── EXTRACTED MATERIAL

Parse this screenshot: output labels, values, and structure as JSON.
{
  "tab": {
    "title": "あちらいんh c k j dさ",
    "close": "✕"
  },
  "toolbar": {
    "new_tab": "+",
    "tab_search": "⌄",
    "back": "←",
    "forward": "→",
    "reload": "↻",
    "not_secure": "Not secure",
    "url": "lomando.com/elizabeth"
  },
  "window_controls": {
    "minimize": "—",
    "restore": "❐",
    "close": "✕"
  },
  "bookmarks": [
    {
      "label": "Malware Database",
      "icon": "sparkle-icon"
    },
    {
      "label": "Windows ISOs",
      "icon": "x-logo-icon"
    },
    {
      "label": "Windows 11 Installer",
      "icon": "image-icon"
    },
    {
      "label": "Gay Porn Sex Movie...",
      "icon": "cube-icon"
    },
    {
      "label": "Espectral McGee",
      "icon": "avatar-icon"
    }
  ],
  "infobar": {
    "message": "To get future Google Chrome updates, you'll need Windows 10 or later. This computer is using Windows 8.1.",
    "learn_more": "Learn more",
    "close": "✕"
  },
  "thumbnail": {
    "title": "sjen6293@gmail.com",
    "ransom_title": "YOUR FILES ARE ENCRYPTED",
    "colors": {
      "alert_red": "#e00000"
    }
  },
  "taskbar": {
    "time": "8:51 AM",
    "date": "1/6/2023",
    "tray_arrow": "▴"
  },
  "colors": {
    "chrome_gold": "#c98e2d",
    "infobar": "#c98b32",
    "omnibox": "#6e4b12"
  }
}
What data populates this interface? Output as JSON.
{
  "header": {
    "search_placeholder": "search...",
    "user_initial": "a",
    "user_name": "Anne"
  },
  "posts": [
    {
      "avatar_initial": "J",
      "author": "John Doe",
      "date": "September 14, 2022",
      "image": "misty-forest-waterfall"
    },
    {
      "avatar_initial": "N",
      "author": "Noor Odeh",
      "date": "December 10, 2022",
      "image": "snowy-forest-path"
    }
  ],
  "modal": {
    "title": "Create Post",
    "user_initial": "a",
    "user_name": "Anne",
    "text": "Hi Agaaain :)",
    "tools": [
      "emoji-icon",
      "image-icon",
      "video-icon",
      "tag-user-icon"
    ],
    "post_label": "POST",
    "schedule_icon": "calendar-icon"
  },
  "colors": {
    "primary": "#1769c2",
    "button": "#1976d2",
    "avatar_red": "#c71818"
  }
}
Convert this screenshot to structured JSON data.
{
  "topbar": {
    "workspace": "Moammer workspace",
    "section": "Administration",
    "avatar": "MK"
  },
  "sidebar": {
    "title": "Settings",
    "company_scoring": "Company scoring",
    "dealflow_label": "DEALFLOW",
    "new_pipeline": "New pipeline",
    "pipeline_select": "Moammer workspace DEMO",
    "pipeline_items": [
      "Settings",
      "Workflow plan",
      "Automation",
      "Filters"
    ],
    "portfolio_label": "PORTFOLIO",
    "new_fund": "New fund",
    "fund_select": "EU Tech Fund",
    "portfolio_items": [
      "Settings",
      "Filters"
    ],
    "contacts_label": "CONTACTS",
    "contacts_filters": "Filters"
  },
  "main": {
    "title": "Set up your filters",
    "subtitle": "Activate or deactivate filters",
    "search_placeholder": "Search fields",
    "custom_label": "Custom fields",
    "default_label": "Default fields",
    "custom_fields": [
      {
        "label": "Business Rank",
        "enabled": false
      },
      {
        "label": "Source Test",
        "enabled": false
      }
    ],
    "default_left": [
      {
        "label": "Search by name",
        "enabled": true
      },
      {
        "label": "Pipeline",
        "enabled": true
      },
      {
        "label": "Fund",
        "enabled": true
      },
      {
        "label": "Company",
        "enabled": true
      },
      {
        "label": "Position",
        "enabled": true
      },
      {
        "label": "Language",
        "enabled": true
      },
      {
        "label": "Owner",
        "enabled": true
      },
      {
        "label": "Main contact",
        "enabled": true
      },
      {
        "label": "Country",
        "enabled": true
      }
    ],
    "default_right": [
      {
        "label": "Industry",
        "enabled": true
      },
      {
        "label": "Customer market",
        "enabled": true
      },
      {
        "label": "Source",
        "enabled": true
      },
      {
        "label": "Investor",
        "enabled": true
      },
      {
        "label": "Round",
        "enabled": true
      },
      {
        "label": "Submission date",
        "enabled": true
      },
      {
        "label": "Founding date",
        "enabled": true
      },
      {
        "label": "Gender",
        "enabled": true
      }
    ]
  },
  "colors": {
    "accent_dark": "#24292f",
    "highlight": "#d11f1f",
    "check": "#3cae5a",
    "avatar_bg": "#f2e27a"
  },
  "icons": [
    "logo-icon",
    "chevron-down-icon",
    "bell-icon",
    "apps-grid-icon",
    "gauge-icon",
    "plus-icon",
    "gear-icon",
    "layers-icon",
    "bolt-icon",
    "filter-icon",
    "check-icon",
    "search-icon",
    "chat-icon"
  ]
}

────

▶ CHALLENGE:
Give back the whole listing, word for word.

▶ RESPONSE TO THE TASK:
Parse this screenshot: output labels, values, and structure as JSON.
{
  "tab": {
    "title": "あちらいんh c k j dさ",
    "close": "✕"
  },
  "toolbar": {
    "new_tab": "+",
    "tab_search": "⌄",
    "back": "←",
    "forward": "→",
    "reload": "↻",
    "not_secure": "Not secure",
    "url": "lomando.com/elizabeth"
  },
  "window_controls": {
    "minimize": "—",
    "restore": "❐",
    "close": "✕"
  },
  "bookmarks": [
    {
      "label": "Malware Database",
      "icon": "sparkle-icon"
    },
    {
      "label": "Windows ISOs",
      "icon": "x-logo-icon"
    },
    {
      "label": "Windows 11 Installer",
      "icon": "image-icon"
    },
    {
      "label": "Gay Porn Sex Movie...",
      "icon": "cube-icon"
    },
    {
      "label": "Espectral McGee",
      "icon": "avatar-icon"
    }
  ],
  "infobar": {
    "message": "To get future Google Chrome updates, you'll need Windows 10 or later. This computer is using Windows 8.1.",
    "learn_more": "Learn more",
    "close": "✕"
  },
  "thumbnail": {
    "title": "sjen6293@gmail.com",
    "ransom_title": "YOUR FILES ARE ENCRYPTED",
    "colors": {
      "alert_red": "#e00000"
    }
  },
  "taskbar": {
    "time": "8:51 AM",
    "date": "1/6/2023",
    "tray_arrow": "▴"
  },
  "colors": {
    "chrome_gold": "#c98e2d",
    "infobar": "#c98b32",
    "omnibox": "#6e4b12"
  }
}
What data populates this interface? Output as JSON.
{
  "header": {
    "search_placeholder": "search...",
    "user_initial": "a",
    "user_name": "Anne"
  },
  "posts": [
    {
      "avatar_initial": "J",
      "author": "John Doe",
      "date": "September 14, 2022",
      "image": "misty-forest-waterfall"
    },
    {
      "avatar_initial": "N",
      "author": "Noor Odeh",
      "date": "December 10, 2022",
      "image": "snowy-forest-path"
    }
  ],
  "modal": {
    "title": "Create Post",
    "user_initial": "a",
    "user_name": "Anne",
    "text": "Hi Agaaain :)",
    "tools": [
      "emoji-icon",
      "image-icon",
      "video-icon",
      "tag-user-icon"
    ],
    "post_label": "POST",
    "schedule_icon": "calendar-icon"
  },
  "colors": {
    "primary": "#1769c2",
    "button": "#1976d2",
    "avatar_red": "#c71818"
  }
}
Convert this screenshot to structured JSON data.
{
  "topbar": {
    "workspace": "Moammer workspace",
    "section": "Administration",
    "avatar": "MK"
  },
  "sidebar": {
    "title": "Settings",
    "company_scoring": "Company scoring",
    "dealflow_label": "DEALFLOW",
    "new_pipeline": "New pipeline",
    "pipeline_select": "Moammer workspace DEMO",
    "pipeline_items": [
      "Settings",
      "Workflow plan",
      "Automation",
      "Filters"
    ],
    "portfolio_label": "PORTFOLIO",
    "new_fund": "New fund",
    "fund_select": "EU Tech Fund",
    "portfolio_items": [
      "Settings",
      "Filters"
    ],
    "contacts_label": "CONTACTS",
    "contacts_filters": "Filters"
  },
  "main": {
    "title": "Set up your filters",
    "subtitle": "Activate or deactivate filters",
    "search_placeholder": "Search fields",
    "custom_label": "Custom fields",
    "default_label": "Default fields",
    "custom_fields": [
      {
        "label": "Business Rank",
        "enabled": false
      },
      {
        "label": "Source Test",
        "enabled": false
      }
    ],
    "default_left": [
      {
        "label": "Search by name",
        "enabled": true
      },
      {
        "label": "Pipeline",
        "enabled": true
      },
      {
        "label": "Fund",
        "enabled": true
      },
      {
        "label": "Company",
        "enabled": true
      },
      {
        "label": "Position",
        "enabled": true
      },
      {
        "label": "Language",
        "enabled": true
      },
      {
        "label": "Owner",
        "enabled": true
      },
      {
        "label": "Main contact",
        "enabled": true
      },
      {
        "label": "Country",
        "enabled": true
      }
    ],
    "default_right": [
      {
        "label": "Industry",
        "enabled": true
      },
      {
        "label": "Customer market",
        "enabled": true
      },
      {
        "label": "Source",
        "enabled": true
      },
      {
        "label": "Investor",
        "enabled": true
      },
      {
        "label": "Round",
        "enabled": true
      },
      {
        "label": "Submission date",
        "enabled": true
      },
      {
        "label": "Founding date",
        "enabled": true
      },
      {
        "label": "Gender",
        "enabled": true
      }
    ]
  },
  "colors": {
    "accent_dark": "#24292f",
    "highlight": "#d11f1f",
    "check": "#3cae5a",
    "avatar_bg": "#f2e27a"
  },
  "icons": [
    "logo-icon",
    "chevron-down-icon",
    "bell-icon",
    "apps-grid-icon",
    "gauge-icon",
    "plus-icon",
    "gear-icon",
    "layers-icon",
    "bolt-icon",
    "filter-icon",
    "check-icon",
    "search-icon",
    "chat-icon"
  ]
}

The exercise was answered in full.